* Start Dataset entries *

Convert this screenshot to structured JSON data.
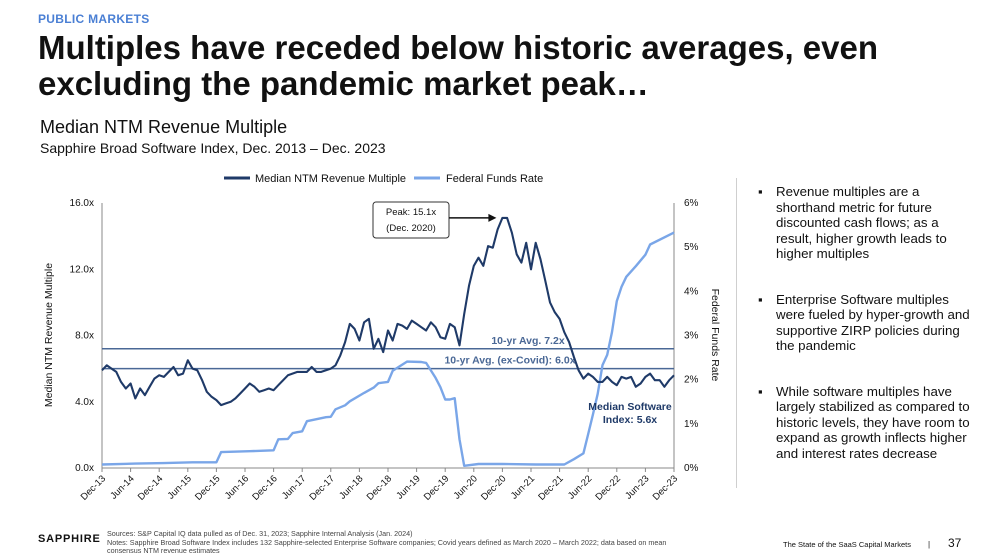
{
  "header": {
    "eyebrow": "PUBLIC MARKETS",
    "title": "Multiples have receded below historic averages, even excluding the pandemic market peak…"
  },
  "chart_header": {
    "title": "Median NTM Revenue Multiple",
    "subtitle": "Sapphire Broad Software Index, Dec. 2013 – Dec. 2023"
  },
  "bullets": [
    "Revenue multiples are a shorthand metric for future discounted cash flows; as a result, higher growth leads to higher multiples",
    "Enterprise Software multiples were fueled by hyper-growth and supportive ZIRP policies during the pandemic",
    "While software multiples have largely stabilized as compared to historic levels, they have room to expand as growth inflects higher and interest rates decrease"
  ],
  "footer": {
    "logo": "SAPPHIRE",
    "sources": "Sources: S&P Capital IQ data pulled as of Dec. 31, 2023; Sapphire Internal Analysis (Jan. 2024)",
    "notes": "Notes: Sapphire Broad Software Index includes 132 Sapphire-selected Enterprise Software companies; Covid years defined as March 2020 – March 2022; data based on mean consensus NTM revenue estimates",
    "right_text": "The State of the SaaS Capital Markets",
    "separator": "|",
    "page": "37"
  },
  "chart_data": {
    "type": "line",
    "title": "Median NTM Revenue Multiple",
    "subtitle": "Sapphire Broad Software Index, Dec. 2013 – Dec. 2023",
    "ylabel": "Median NTM Revenue Multiple",
    "ylabel_right": "Federal Funds Rate",
    "ylim": [
      0,
      16
    ],
    "ylim_right": [
      0,
      6
    ],
    "yticks": [
      0,
      4,
      8,
      12,
      16
    ],
    "ytick_labels": [
      "0.0x",
      "4.0x",
      "8.0x",
      "12.0x",
      "16.0x"
    ],
    "yticks_right": [
      0,
      1,
      2,
      3,
      4,
      5,
      6
    ],
    "ytick_labels_right": [
      "0%",
      "1%",
      "2%",
      "3%",
      "4%",
      "5%",
      "6%"
    ],
    "x_range": [
      2013.917,
      2023.917
    ],
    "xtick_labels": [
      "Dec-13",
      "Jun-14",
      "Dec-14",
      "Jun-15",
      "Dec-15",
      "Jun-16",
      "Dec-16",
      "Jun-17",
      "Dec-17",
      "Jun-18",
      "Dec-18",
      "Jun-19",
      "Dec-19",
      "Jun-20",
      "Dec-20",
      "Jun-21",
      "Dec-21",
      "Jun-22",
      "Dec-22",
      "Jun-23",
      "Dec-23"
    ],
    "legend": {
      "position": "top-center",
      "entries": [
        "Median NTM Revenue Multiple",
        "Federal Funds Rate"
      ]
    },
    "colors": {
      "multiple": "#1f3a68",
      "rate": "#7aa6e8",
      "avg": "#4a6896",
      "annotation": "#1f3a68"
    },
    "reference_lines": [
      {
        "label": "10-yr Avg. 7.2x",
        "value": 7.2
      },
      {
        "label": "10-yr Avg. (ex-Covid): 6.0x",
        "value": 6.0
      }
    ],
    "annotations": {
      "peak_line1": "Peak: 15.1x",
      "peak_line2": "(Dec. 2020)",
      "peak_value": 15.1,
      "peak_x": 2020.917,
      "end_line1": "Median Software",
      "end_line2": "Index: 5.6x",
      "end_value": 5.6
    },
    "series": [
      {
        "name": "Median NTM Revenue Multiple",
        "x": [
          2013.917,
          2014.0,
          2014.083,
          2014.167,
          2014.25,
          2014.333,
          2014.417,
          2014.5,
          2014.583,
          2014.667,
          2014.75,
          2014.833,
          2014.917,
          2015.0,
          2015.083,
          2015.167,
          2015.25,
          2015.333,
          2015.417,
          2015.5,
          2015.583,
          2015.667,
          2015.75,
          2015.833,
          2015.917,
          2016.0,
          2016.083,
          2016.167,
          2016.25,
          2016.333,
          2016.417,
          2016.5,
          2016.583,
          2016.667,
          2016.75,
          2016.833,
          2016.917,
          2017.0,
          2017.167,
          2017.333,
          2017.5,
          2017.583,
          2017.667,
          2017.75,
          2017.833,
          2017.917,
          2018.0,
          2018.083,
          2018.167,
          2018.25,
          2018.333,
          2018.417,
          2018.5,
          2018.583,
          2018.667,
          2018.75,
          2018.833,
          2018.917,
          2019.0,
          2019.083,
          2019.167,
          2019.25,
          2019.333,
          2019.417,
          2019.5,
          2019.583,
          2019.667,
          2019.75,
          2019.833,
          2019.917,
          2020.0,
          2020.083,
          2020.167,
          2020.25,
          2020.333,
          2020.417,
          2020.5,
          2020.583,
          2020.667,
          2020.75,
          2020.833,
          2020.917,
          2021.0,
          2021.083,
          2021.167,
          2021.25,
          2021.333,
          2021.417,
          2021.5,
          2021.583,
          2021.667,
          2021.75,
          2021.833,
          2021.917,
          2022.0,
          2022.083,
          2022.167,
          2022.25,
          2022.333,
          2022.417,
          2022.5,
          2022.583,
          2022.667,
          2022.75,
          2022.833,
          2022.917,
          2023.0,
          2023.083,
          2023.167,
          2023.25,
          2023.333,
          2023.417,
          2023.5,
          2023.583,
          2023.667,
          2023.75,
          2023.833,
          2023.917
        ],
        "values": [
          5.9,
          6.2,
          6.0,
          5.8,
          5.2,
          4.8,
          5.1,
          4.2,
          4.8,
          4.4,
          4.9,
          5.4,
          5.6,
          5.5,
          5.8,
          6.1,
          5.6,
          5.7,
          6.5,
          6.0,
          5.9,
          5.3,
          4.6,
          4.3,
          4.1,
          3.8,
          3.9,
          4.0,
          4.2,
          4.5,
          4.8,
          5.1,
          4.9,
          4.6,
          4.7,
          4.8,
          4.7,
          5.0,
          5.6,
          5.8,
          5.8,
          6.1,
          5.8,
          5.8,
          5.9,
          6.0,
          6.2,
          6.8,
          7.6,
          8.7,
          8.4,
          7.7,
          8.8,
          9.0,
          7.2,
          7.8,
          7.0,
          8.3,
          7.7,
          8.7,
          8.6,
          8.4,
          8.9,
          8.7,
          8.5,
          8.3,
          8.8,
          8.5,
          7.9,
          7.8,
          8.7,
          8.5,
          7.4,
          9.3,
          11.0,
          12.2,
          12.7,
          12.2,
          13.4,
          13.3,
          14.4,
          15.1,
          15.1,
          14.2,
          12.9,
          12.4,
          13.6,
          12.0,
          13.6,
          12.6,
          11.3,
          10.0,
          9.4,
          9.0,
          8.2,
          7.6,
          6.7,
          5.9,
          5.4,
          5.7,
          5.5,
          5.2,
          5.2,
          5.5,
          5.2,
          5.0,
          5.5,
          5.4,
          5.5,
          4.9,
          5.1,
          5.5,
          5.7,
          5.3,
          5.3,
          4.9,
          5.3,
          5.6
        ]
      },
      {
        "name": "Federal Funds Rate",
        "x": [
          2013.917,
          2014.5,
          2015.0,
          2015.5,
          2015.917,
          2016.0,
          2016.5,
          2016.917,
          2017.0,
          2017.167,
          2017.25,
          2017.417,
          2017.5,
          2017.833,
          2017.917,
          2018.0,
          2018.167,
          2018.25,
          2018.5,
          2018.667,
          2018.75,
          2018.917,
          2019.0,
          2019.25,
          2019.5,
          2019.583,
          2019.75,
          2019.833,
          2019.917,
          2020.0,
          2020.083,
          2020.167,
          2020.25,
          2020.5,
          2020.917,
          2021.5,
          2021.917,
          2022.0,
          2022.167,
          2022.333,
          2022.417,
          2022.5,
          2022.583,
          2022.667,
          2022.75,
          2022.833,
          2022.917,
          2023.0,
          2023.083,
          2023.25,
          2023.417,
          2023.5,
          2023.917
        ],
        "values": [
          0.08,
          0.1,
          0.11,
          0.13,
          0.13,
          0.36,
          0.38,
          0.4,
          0.65,
          0.66,
          0.79,
          0.83,
          1.06,
          1.15,
          1.16,
          1.33,
          1.42,
          1.51,
          1.7,
          1.82,
          1.92,
          1.95,
          2.2,
          2.41,
          2.4,
          2.38,
          2.04,
          1.83,
          1.55,
          1.55,
          1.58,
          0.65,
          0.05,
          0.09,
          0.09,
          0.08,
          0.08,
          0.08,
          0.2,
          0.33,
          0.77,
          1.21,
          1.68,
          2.33,
          2.56,
          3.08,
          3.78,
          4.1,
          4.33,
          4.57,
          4.83,
          5.06,
          5.33
        ]
      }
    ]
  }
}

* End Dataset entries *

**Directive:** In the listing, find all lines with the string "name" and copy them.

**Response to the task:**
        "name": "Median NTM Revenue Multiple",
        "name": "Federal Funds Rate",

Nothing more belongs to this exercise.